Leaving out only the pictures, write out all the entries exactly.

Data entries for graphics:
========================================================================

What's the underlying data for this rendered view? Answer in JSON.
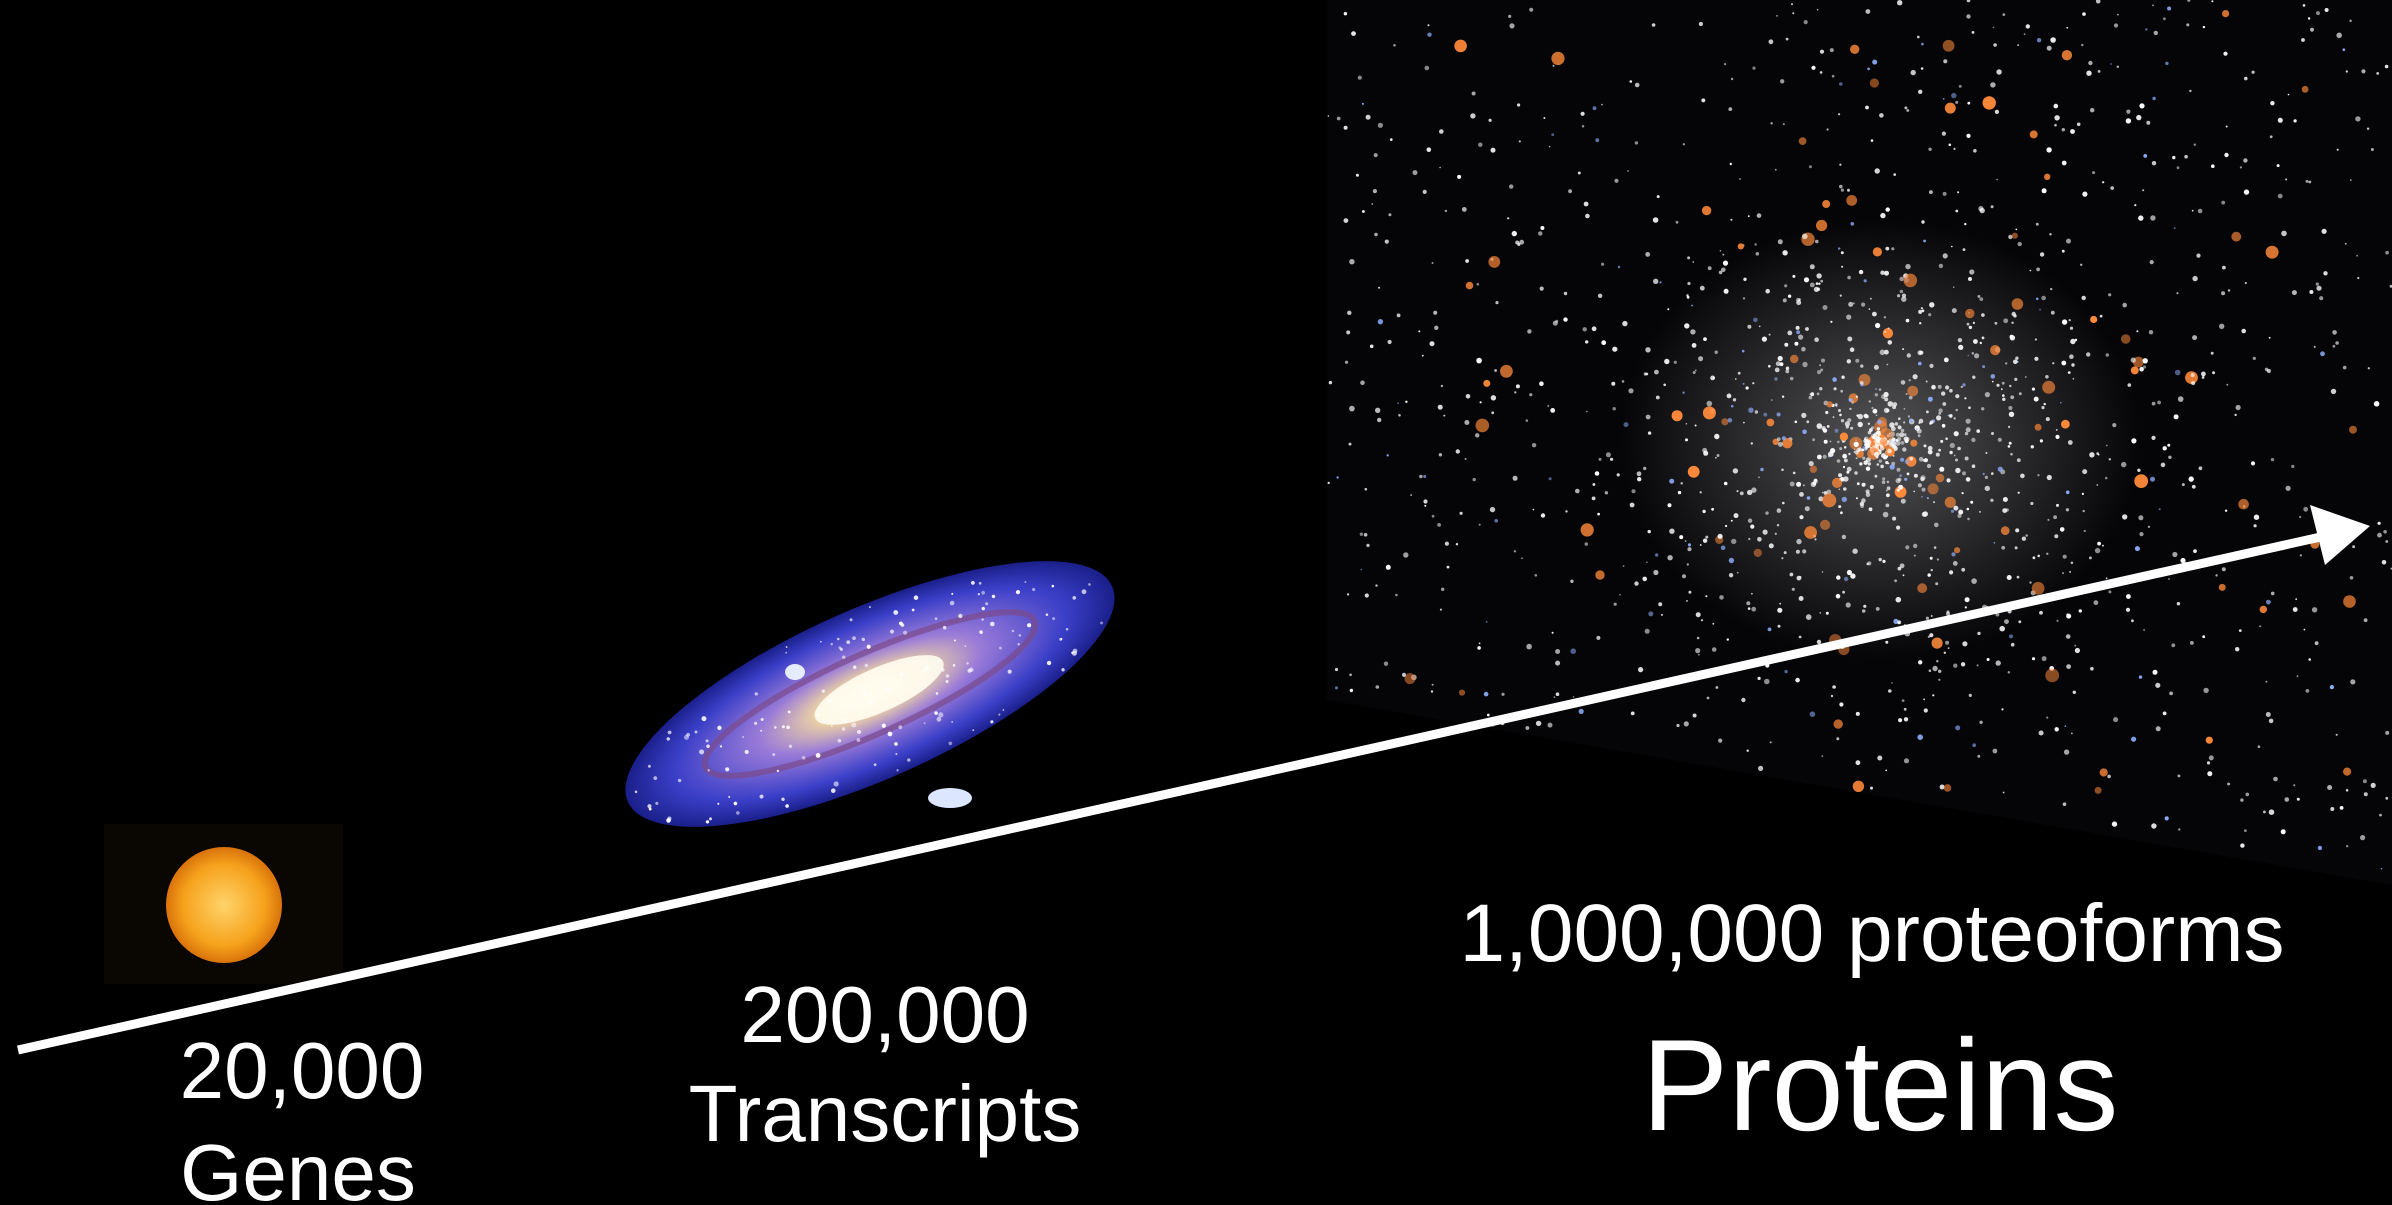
{
  "stages": [
    {
      "count": "20,000",
      "label": "Genes"
    },
    {
      "count": "200,000",
      "label": "Transcripts"
    },
    {
      "count": "1,000,000 proteoforms",
      "label": "Proteins"
    }
  ]
}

========================================================================

Output for this exercise:
What's the underlying data for this rendered view? Answer in JSON.
{
  "stages": [
    {
      "count": "20,000",
      "label": "Genes"
    },
    {
      "count": "200,000",
      "label": "Transcripts"
    },
    {
      "count": "1,000,000 proteoforms",
      "label": "Proteins"
    }
  ]
}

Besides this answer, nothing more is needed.